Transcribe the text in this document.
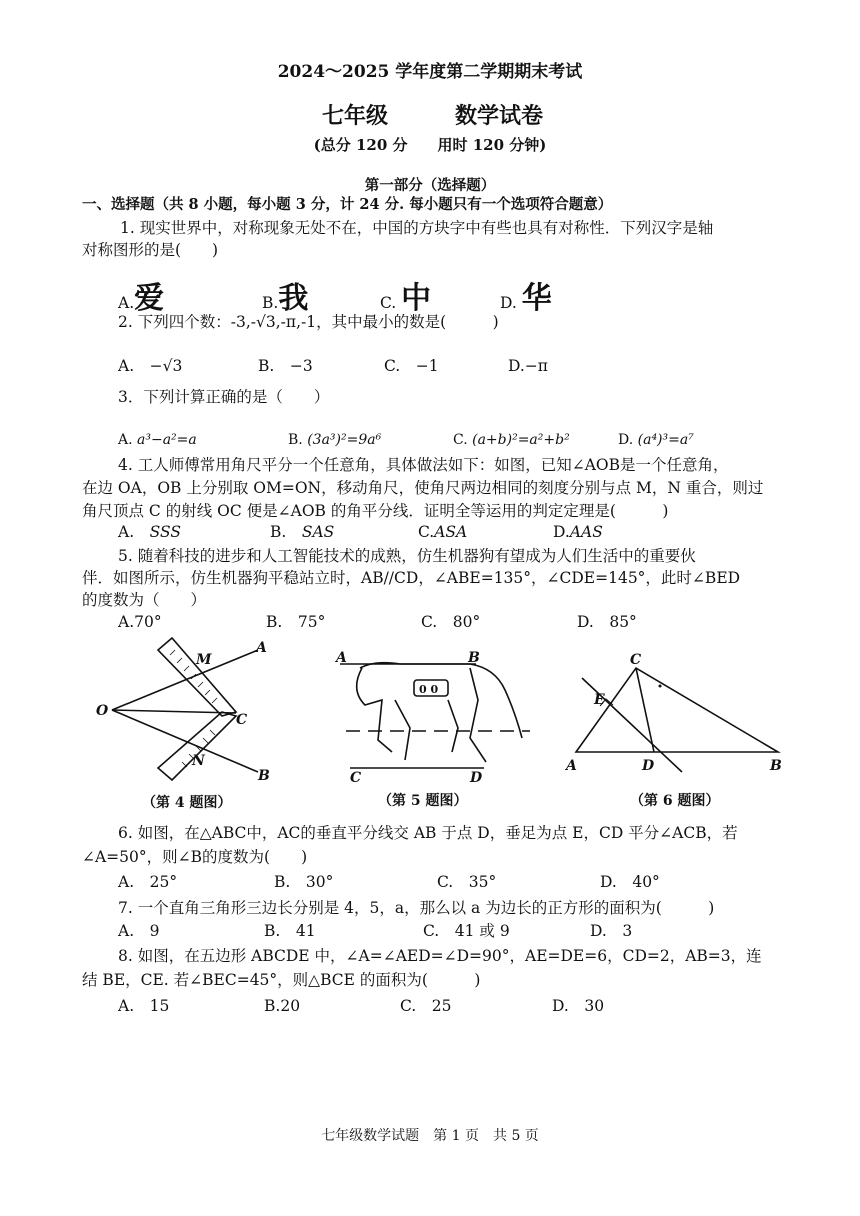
2024～2025 学年度第二学期期末考试
七年级	数学试卷
(总分 120 分　　用时 120 分钟)
第一部分（选择题）
一、选择题（共 8 小题，每小题 3 分，计 24 分. 每小题只有一个选项符合题意）
1. 现实世界中，对称现象无处不在，中国的方块字中有些也具有对称性．下列汉字是轴
对称图形的是(　　)
A.爱	B.我	C. 中	D. 华
2. 下列四个数：-3,-√3,-π,-1，其中最小的数是(　　　)
A.　 −√3	B.　 −3	C.　 −1	D.−π
3．下列计算正确的是（　　）
A. a³−a²=a	B. (3a³)²=9a⁶	C. (a+b)²=a²+b²	D. (a⁴)³=a⁷
4. 工人师傅常用角尺平分一个任意角，具体做法如下：如图，已知∠AOB是一个任意角，
在边 OA，OB 上分别取 OM=ON，移动角尺，使角尺两边相同的刻度分别与点 M，N 重合，则过
角尺顶点 C 的射线 OC 便是∠AOB 的角平分线．证明全等运用的判定定理是(　　　)
A.　 SSS	B.　 SAS	C.ASA	D.AAS
5. 随着科技的进步和人工智能技术的成熟，仿生机器狗有望成为人们生活中的重要伙
伴．如图所示，仿生机器狗平稳站立时，AB//CD，∠ABE=135°，∠CDE=145°，此时∠BED
的度数为（　　）
A.70°	B.　 75°	C.　 80°	D.　 85°
O
M
A
C
N
B
（第 4 题图）
A	B
C	D
0 0
（第 5 题图）
C
E
A	D	B
（第 6 题图）
6. 如图，在△ABC中，AC的垂直平分线交 AB 于点 D，垂足为点 E，CD 平分∠ACB，若
∠A=50°，则∠B的度数为(　　)
A.　 25°	B.　 30°	C.　 35°	D.　 40°
7. 一个直角三角形三边长分别是 4，5，a，那么以 a 为边长的正方形的面积为(　　　)
A.　 9	B.　 41	C.　 41 或 9	D.　 3
8. 如图，在五边形 ABCDE 中，∠A=∠AED=∠D=90°，AE=DE=6，CD=2，AB=3，连
结 BE，CE. 若∠BEC=45°，则△BCE 的面积为(　　　)
A.　 15	B.20	C.　 25	D.　 30
七年级数学试题　第 1 页　共 5 页
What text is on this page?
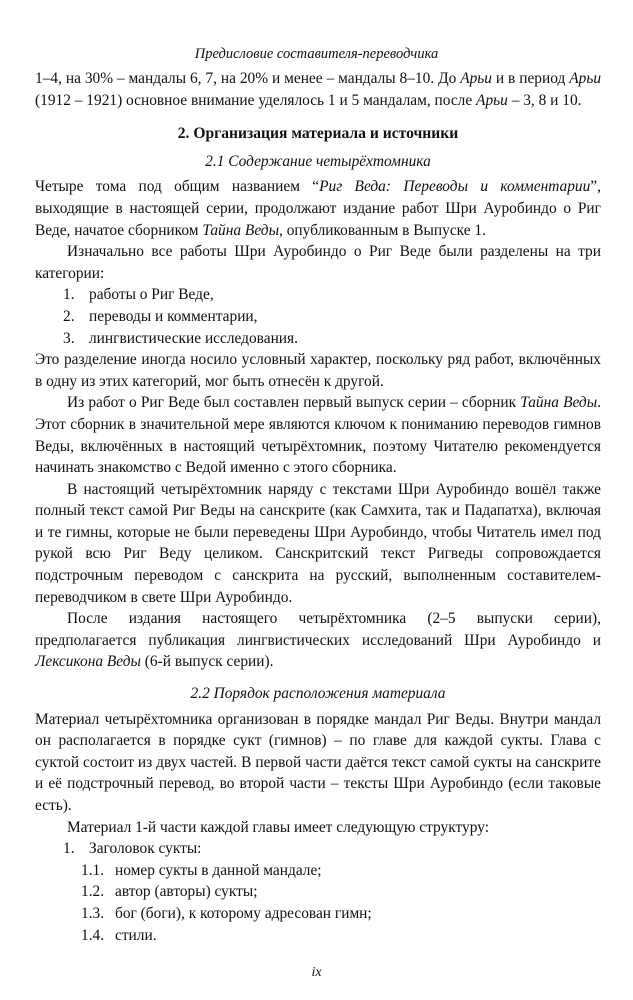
Предисловие составителя-переводчика

1–4, на 30% – мандалы 6, 7, на 20% и менее – мандалы 8–10. До Арьи и в период Арьи (1912 – 1921) основное внимание уделялось 1 и 5 мандалам, после Арьи – 3, 8 и 10.

2. Организация материала и источники
2.1 Содержание четырёхтомника

Четыре тома под общим названием “Риг Веда: Переводы и комментарии”, выходящие в настоящей серии, продолжают издание работ Шри Ауробиндо о Риг Веде, начатое сборником Тайна Веды, опубликованным в Выпуске 1.

Изначально все работы Шри Ауробиндо о Риг Веде были разделены на три категории:

1. работы о Риг Веде,
2. переводы и комментарии,
3. лингвистические исследования.

Это разделение иногда носило условный характер, поскольку ряд работ, включённых в одну из этих категорий, мог быть отнесён к другой.

Из работ о Риг Веде был составлен первый выпуск серии – сборник Тайна Веды. Этот сборник в значительной мере являются ключом к пониманию переводов гимнов Веды, включённых в настоящий четырёхтомник, поэтому Читателю рекомендуется начинать знакомство с Ведой именно с этого сборника.

В настоящий четырёхтомник наряду с текстами Шри Ауробиндо вошёл также полный текст самой Риг Веды на санскрите (как Самхита, так и Падапатха), включая и те гимны, которые не были переведены Шри Ауробиндо, чтобы Читатель имел под рукой всю Риг Веду целиком. Санскритский текст Ригведы сопровождается подстрочным переводом с санскрита на русский, выполненным составителем-переводчиком в свете Шри Ауробиндо.

После издания настоящего четырёхтомника (2–5 выпуски серии), предполагается публикация лингвистических исследований Шри Ауробиндо и Лексикона Веды (6-й выпуск серии).

2.2 Порядок расположения материала

Материал четырёхтомника организован в порядке мандал Риг Веды. Внутри мандал он располагается в порядке сукт (гимнов) – по главе для каждой сукты. Глава с суктой состоит из двух частей. В первой части даётся текст самой сукты на санскрите и её подстрочный перевод, во второй части – тексты Шри Ауробиндо (если таковые есть).

Материал 1-й части каждой главы имеет следующую структуру:

1. Заголовок сукты:
1.1. номер сукты в данной мандале;
1.2. автор (авторы) сукты;
1.3. бог (боги), к которому адресован гимн;
1.4. стили.
ix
***
## Aim
Find how many lines in the material hold the word "каждой" and state that number alone.

## The response
2